> [WRITTEN EXERCISE]: Print out each entry below exactly, please.

[Stored data]
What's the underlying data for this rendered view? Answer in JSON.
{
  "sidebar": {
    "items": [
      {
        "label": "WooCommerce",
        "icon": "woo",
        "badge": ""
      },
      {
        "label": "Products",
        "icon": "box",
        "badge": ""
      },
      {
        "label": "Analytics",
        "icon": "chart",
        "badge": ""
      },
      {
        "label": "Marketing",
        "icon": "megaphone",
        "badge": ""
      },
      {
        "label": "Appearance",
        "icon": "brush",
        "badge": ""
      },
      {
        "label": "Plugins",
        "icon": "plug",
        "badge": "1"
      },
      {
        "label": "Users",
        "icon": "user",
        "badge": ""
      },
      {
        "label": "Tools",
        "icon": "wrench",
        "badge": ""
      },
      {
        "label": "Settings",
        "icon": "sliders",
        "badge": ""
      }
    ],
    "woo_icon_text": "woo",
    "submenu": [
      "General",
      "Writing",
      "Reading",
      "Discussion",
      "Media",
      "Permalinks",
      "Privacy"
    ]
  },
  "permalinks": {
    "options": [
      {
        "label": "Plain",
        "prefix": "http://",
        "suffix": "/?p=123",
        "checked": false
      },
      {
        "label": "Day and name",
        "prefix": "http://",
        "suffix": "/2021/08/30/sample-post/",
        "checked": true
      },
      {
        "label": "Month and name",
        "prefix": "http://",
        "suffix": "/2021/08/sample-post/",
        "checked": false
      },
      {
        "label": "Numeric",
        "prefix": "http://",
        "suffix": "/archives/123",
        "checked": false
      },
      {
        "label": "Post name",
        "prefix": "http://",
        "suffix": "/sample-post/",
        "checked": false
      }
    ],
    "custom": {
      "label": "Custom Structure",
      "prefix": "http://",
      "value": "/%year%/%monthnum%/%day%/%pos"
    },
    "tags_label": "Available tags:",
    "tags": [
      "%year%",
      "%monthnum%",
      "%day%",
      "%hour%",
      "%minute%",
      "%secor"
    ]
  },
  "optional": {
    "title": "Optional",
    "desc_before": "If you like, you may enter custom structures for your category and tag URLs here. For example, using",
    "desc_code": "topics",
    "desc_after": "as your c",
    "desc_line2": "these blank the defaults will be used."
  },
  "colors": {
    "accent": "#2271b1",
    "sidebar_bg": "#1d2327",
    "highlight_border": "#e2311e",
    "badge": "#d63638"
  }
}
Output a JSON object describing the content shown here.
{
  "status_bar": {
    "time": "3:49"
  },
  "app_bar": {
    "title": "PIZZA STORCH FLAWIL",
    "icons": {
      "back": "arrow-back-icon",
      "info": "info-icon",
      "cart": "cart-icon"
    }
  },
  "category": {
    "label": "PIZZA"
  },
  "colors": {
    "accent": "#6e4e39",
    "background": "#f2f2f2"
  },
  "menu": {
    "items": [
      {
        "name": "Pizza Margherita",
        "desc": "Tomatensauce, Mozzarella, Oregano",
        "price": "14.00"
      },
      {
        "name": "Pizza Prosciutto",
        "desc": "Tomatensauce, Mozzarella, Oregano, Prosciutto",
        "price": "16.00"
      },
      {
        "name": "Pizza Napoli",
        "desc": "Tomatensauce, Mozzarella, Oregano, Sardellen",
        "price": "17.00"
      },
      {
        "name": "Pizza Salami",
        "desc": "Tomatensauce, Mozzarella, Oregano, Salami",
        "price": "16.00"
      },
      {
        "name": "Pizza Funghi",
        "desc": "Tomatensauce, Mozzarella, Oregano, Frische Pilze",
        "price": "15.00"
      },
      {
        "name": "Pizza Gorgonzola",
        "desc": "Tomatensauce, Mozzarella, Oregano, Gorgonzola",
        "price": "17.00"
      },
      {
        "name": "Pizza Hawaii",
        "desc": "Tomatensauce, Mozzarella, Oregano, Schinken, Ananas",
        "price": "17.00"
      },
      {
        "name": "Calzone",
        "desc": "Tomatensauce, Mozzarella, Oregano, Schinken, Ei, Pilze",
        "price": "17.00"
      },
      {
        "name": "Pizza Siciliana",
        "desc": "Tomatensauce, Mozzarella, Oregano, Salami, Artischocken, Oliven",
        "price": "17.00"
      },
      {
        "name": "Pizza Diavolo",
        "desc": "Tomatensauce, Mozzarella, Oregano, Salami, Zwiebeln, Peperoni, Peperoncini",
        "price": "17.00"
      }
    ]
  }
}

> [RESPONSE TO THIS TASK]:
What's the underlying data for this rendered view? Answer in JSON.
{
  "sidebar": {
    "items": [
      {
        "label": "WooCommerce",
        "icon": "woo",
        "badge": ""
      },
      {
        "label": "Products",
        "icon": "box",
        "badge": ""
      },
      {
        "label": "Analytics",
        "icon": "chart",
        "badge": ""
      },
      {
        "label": "Marketing",
        "icon": "megaphone",
        "badge": ""
      },
      {
        "label": "Appearance",
        "icon": "brush",
        "badge": ""
      },
      {
        "label": "Plugins",
        "icon": "plug",
        "badge": "1"
      },
      {
        "label": "Users",
        "icon": "user",
        "badge": ""
      },
      {
        "label": "Tools",
        "icon": "wrench",
        "badge": ""
      },
      {
        "label": "Settings",
        "icon": "sliders",
        "badge": ""
      }
    ],
    "woo_icon_text": "woo",
    "submenu": [
      "General",
      "Writing",
      "Reading",
      "Discussion",
      "Media",
      "Permalinks",
      "Privacy"
    ]
  },
  "permalinks": {
    "options": [
      {
        "label": "Plain",
        "prefix": "http://",
        "suffix": "/?p=123",
        "checked": false
      },
      {
        "label": "Day and name",
        "prefix": "http://",
        "suffix": "/2021/08/30/sample-post/",
        "checked": true
      },
      {
        "label": "Month and name",
        "prefix": "http://",
        "suffix": "/2021/08/sample-post/",
        "checked": false
      },
      {
        "label": "Numeric",
        "prefix": "http://",
        "suffix": "/archives/123",
        "checked": false
      },
      {
        "label": "Post name",
        "prefix": "http://",
        "suffix": "/sample-post/",
        "checked": false
      }
    ],
    "custom": {
      "label": "Custom Structure",
      "prefix": "http://",
      "value": "/%year%/%monthnum%/%day%/%pos"
    },
    "tags_label": "Available tags:",
    "tags": [
      "%year%",
      "%monthnum%",
      "%day%",
      "%hour%",
      "%minute%",
      "%secor"
    ]
  },
  "optional": {
    "title": "Optional",
    "desc_before": "If you like, you may enter custom structures for your category and tag URLs here. For example, using",
    "desc_code": "topics",
    "desc_after": "as your c",
    "desc_line2": "these blank the defaults will be used."
  },
  "colors": {
    "accent": "#2271b1",
    "sidebar_bg": "#1d2327",
    "highlight_border": "#e2311e",
    "badge": "#d63638"
  }
}
Output a JSON object describing the content shown here.
{
  "status_bar": {
    "time": "3:49"
  },
  "app_bar": {
    "title": "PIZZA STORCH FLAWIL",
    "icons": {
      "back": "arrow-back-icon",
      "info": "info-icon",
      "cart": "cart-icon"
    }
  },
  "category": {
    "label": "PIZZA"
  },
  "colors": {
    "accent": "#6e4e39",
    "background": "#f2f2f2"
  },
  "menu": {
    "items": [
      {
        "name": "Pizza Margherita",
        "desc": "Tomatensauce, Mozzarella, Oregano",
        "price": "14.00"
      },
      {
        "name": "Pizza Prosciutto",
        "desc": "Tomatensauce, Mozzarella, Oregano, Prosciutto",
        "price": "16.00"
      },
      {
        "name": "Pizza Napoli",
        "desc": "Tomatensauce, Mozzarella, Oregano, Sardellen",
        "price": "17.00"
      },
      {
        "name": "Pizza Salami",
        "desc": "Tomatensauce, Mozzarella, Oregano, Salami",
        "price": "16.00"
      },
      {
        "name": "Pizza Funghi",
        "desc": "Tomatensauce, Mozzarella, Oregano, Frische Pilze",
        "price": "15.00"
      },
      {
        "name": "Pizza Gorgonzola",
        "desc": "Tomatensauce, Mozzarella, Oregano, Gorgonzola",
        "price": "17.00"
      },
      {
        "name": "Pizza Hawaii",
        "desc": "Tomatensauce, Mozzarella, Oregano, Schinken, Ananas",
        "price": "17.00"
      },
      {
        "name": "Calzone",
        "desc": "Tomatensauce, Mozzarella, Oregano, Schinken, Ei, Pilze",
        "price": "17.00"
      },
      {
        "name": "Pizza Siciliana",
        "desc": "Tomatensauce, Mozzarella, Oregano, Salami, Artischocken, Oliven",
        "price": "17.00"
      },
      {
        "name": "Pizza Diavolo",
        "desc": "Tomatensauce, Mozzarella, Oregano, Salami, Zwiebeln, Peperoni, Peperoncini",
        "price": "17.00"
      }
    ]
  }
}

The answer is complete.